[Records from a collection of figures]
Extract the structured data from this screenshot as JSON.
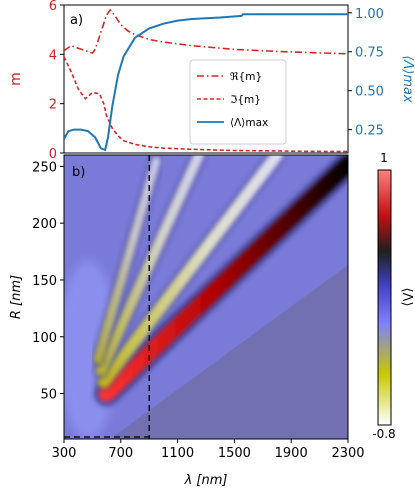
{
  "chart_data": [
    {
      "panel": "a)",
      "type": "line",
      "ylabel_left": "m",
      "ylabel_right": "⟨Λ⟩max",
      "ylim_left": [
        0,
        6
      ],
      "ylim_right": [
        0.1,
        1.05
      ],
      "xlim": [
        300,
        2300
      ],
      "yticks_left": [
        "0",
        "2",
        "4",
        "6"
      ],
      "yticks_left_values": [
        0,
        2,
        4,
        6
      ],
      "yticks_right": [
        "0.25",
        "0.50",
        "0.75",
        "1.00"
      ],
      "yticks_right_values": [
        0.25,
        0.5,
        0.75,
        1.0
      ],
      "legend_position": "center-right",
      "colors": {
        "left_axis": "#cc2222",
        "right_axis": "#1f77b4"
      },
      "series": [
        {
          "name": "ℜ{m}",
          "axis": "left",
          "style": "dashdot",
          "color": "#d62728",
          "x": [
            300,
            350,
            400,
            450,
            500,
            520,
            560,
            600,
            625,
            660,
            700,
            750,
            800,
            900,
            1000,
            1200,
            1500,
            1800,
            2000,
            2300
          ],
          "y": [
            4.15,
            4.35,
            4.25,
            4.15,
            4.05,
            4.2,
            4.9,
            5.6,
            5.8,
            5.55,
            5.2,
            4.95,
            4.8,
            4.6,
            4.5,
            4.35,
            4.2,
            4.12,
            4.08,
            4.02
          ]
        },
        {
          "name": "ℑ{m}",
          "axis": "left",
          "style": "dashed",
          "color": "#d62728",
          "x": [
            300,
            350,
            400,
            450,
            500,
            550,
            580,
            600,
            640,
            680,
            720,
            800,
            900,
            1000,
            1200,
            1500,
            1800,
            2000,
            2300
          ],
          "y": [
            3.9,
            3.3,
            2.6,
            2.2,
            2.45,
            2.4,
            2.0,
            1.5,
            1.0,
            0.7,
            0.5,
            0.35,
            0.25,
            0.2,
            0.15,
            0.1,
            0.08,
            0.07,
            0.06
          ]
        },
        {
          "name": "⟨Λ⟩max",
          "axis": "right",
          "style": "solid",
          "color": "#1f77b4",
          "x": [
            300,
            330,
            370,
            420,
            470,
            520,
            560,
            590,
            610,
            640,
            680,
            720,
            800,
            900,
            1000,
            1100,
            1200,
            1400,
            1550,
            1560,
            1800,
            2100,
            2300
          ],
          "y": [
            0.19,
            0.24,
            0.25,
            0.25,
            0.24,
            0.2,
            0.13,
            0.12,
            0.2,
            0.4,
            0.6,
            0.72,
            0.84,
            0.9,
            0.93,
            0.95,
            0.96,
            0.97,
            0.98,
            0.99,
            0.99,
            0.99,
            0.99
          ]
        }
      ]
    },
    {
      "panel": "b)",
      "type": "heatmap",
      "xlabel": "λ [nm]",
      "ylabel": "R [nm]",
      "xlim": [
        300,
        2300
      ],
      "ylim": [
        10,
        260
      ],
      "xticks": [
        "300",
        "700",
        "1100",
        "1500",
        "1900",
        "2300"
      ],
      "xticks_values": [
        300,
        700,
        1100,
        1500,
        1900,
        2300
      ],
      "yticks": [
        "50",
        "100",
        "150",
        "200",
        "250"
      ],
      "yticks_values": [
        50,
        100,
        150,
        200,
        250
      ],
      "colorbar_label": "⟨Λ⟩",
      "colorbar_range": [
        -0.8,
        1
      ],
      "colorbar_tick_labels": [
        "1",
        "-0.8"
      ],
      "marker_line_lambda": 900,
      "marker_line_R": 10,
      "ridges": [
        {
          "x": [
            600,
            2300
          ],
          "y": [
            50,
            252
          ],
          "strength": 1.0
        },
        {
          "x": [
            580,
            1800
          ],
          "y": [
            60,
            260
          ],
          "strength": 0.6
        },
        {
          "x": [
            560,
            1250
          ],
          "y": [
            70,
            260
          ],
          "strength": 0.45
        },
        {
          "x": [
            540,
            950
          ],
          "y": [
            80,
            255
          ],
          "strength": 0.3
        }
      ]
    }
  ],
  "icons": [
    "colorbar"
  ]
}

Exercise details> Every line of the material is to be quoted exactly, with no pictures carried over.

Complete output>
Extract the structured data from this screenshot as JSON.
{
  "chart_data": [
    {
      "panel": "a)",
      "type": "line",
      "ylabel_left": "m",
      "ylabel_right": "⟨Λ⟩max",
      "ylim_left": [
        0,
        6
      ],
      "ylim_right": [
        0.1,
        1.05
      ],
      "xlim": [
        300,
        2300
      ],
      "yticks_left": [
        "0",
        "2",
        "4",
        "6"
      ],
      "yticks_left_values": [
        0,
        2,
        4,
        6
      ],
      "yticks_right": [
        "0.25",
        "0.50",
        "0.75",
        "1.00"
      ],
      "yticks_right_values": [
        0.25,
        0.5,
        0.75,
        1.0
      ],
      "legend_position": "center-right",
      "colors": {
        "left_axis": "#cc2222",
        "right_axis": "#1f77b4"
      },
      "series": [
        {
          "name": "ℜ{m}",
          "axis": "left",
          "style": "dashdot",
          "color": "#d62728",
          "x": [
            300,
            350,
            400,
            450,
            500,
            520,
            560,
            600,
            625,
            660,
            700,
            750,
            800,
            900,
            1000,
            1200,
            1500,
            1800,
            2000,
            2300
          ],
          "y": [
            4.15,
            4.35,
            4.25,
            4.15,
            4.05,
            4.2,
            4.9,
            5.6,
            5.8,
            5.55,
            5.2,
            4.95,
            4.8,
            4.6,
            4.5,
            4.35,
            4.2,
            4.12,
            4.08,
            4.02
          ]
        },
        {
          "name": "ℑ{m}",
          "axis": "left",
          "style": "dashed",
          "color": "#d62728",
          "x": [
            300,
            350,
            400,
            450,
            500,
            550,
            580,
            600,
            640,
            680,
            720,
            800,
            900,
            1000,
            1200,
            1500,
            1800,
            2000,
            2300
          ],
          "y": [
            3.9,
            3.3,
            2.6,
            2.2,
            2.45,
            2.4,
            2.0,
            1.5,
            1.0,
            0.7,
            0.5,
            0.35,
            0.25,
            0.2,
            0.15,
            0.1,
            0.08,
            0.07,
            0.06
          ]
        },
        {
          "name": "⟨Λ⟩max",
          "axis": "right",
          "style": "solid",
          "color": "#1f77b4",
          "x": [
            300,
            330,
            370,
            420,
            470,
            520,
            560,
            590,
            610,
            640,
            680,
            720,
            800,
            900,
            1000,
            1100,
            1200,
            1400,
            1550,
            1560,
            1800,
            2100,
            2300
          ],
          "y": [
            0.19,
            0.24,
            0.25,
            0.25,
            0.24,
            0.2,
            0.13,
            0.12,
            0.2,
            0.4,
            0.6,
            0.72,
            0.84,
            0.9,
            0.93,
            0.95,
            0.96,
            0.97,
            0.98,
            0.99,
            0.99,
            0.99,
            0.99
          ]
        }
      ]
    },
    {
      "panel": "b)",
      "type": "heatmap",
      "xlabel": "λ [nm]",
      "ylabel": "R [nm]",
      "xlim": [
        300,
        2300
      ],
      "ylim": [
        10,
        260
      ],
      "xticks": [
        "300",
        "700",
        "1100",
        "1500",
        "1900",
        "2300"
      ],
      "xticks_values": [
        300,
        700,
        1100,
        1500,
        1900,
        2300
      ],
      "yticks": [
        "50",
        "100",
        "150",
        "200",
        "250"
      ],
      "yticks_values": [
        50,
        100,
        150,
        200,
        250
      ],
      "colorbar_label": "⟨Λ⟩",
      "colorbar_range": [
        -0.8,
        1
      ],
      "colorbar_tick_labels": [
        "1",
        "-0.8"
      ],
      "marker_line_lambda": 900,
      "marker_line_R": 10,
      "ridges": [
        {
          "x": [
            600,
            2300
          ],
          "y": [
            50,
            252
          ],
          "strength": 1.0
        },
        {
          "x": [
            580,
            1800
          ],
          "y": [
            60,
            260
          ],
          "strength": 0.6
        },
        {
          "x": [
            560,
            1250
          ],
          "y": [
            70,
            260
          ],
          "strength": 0.45
        },
        {
          "x": [
            540,
            950
          ],
          "y": [
            80,
            255
          ],
          "strength": 0.3
        }
      ]
    }
  ],
  "icons": [
    "colorbar"
  ]
}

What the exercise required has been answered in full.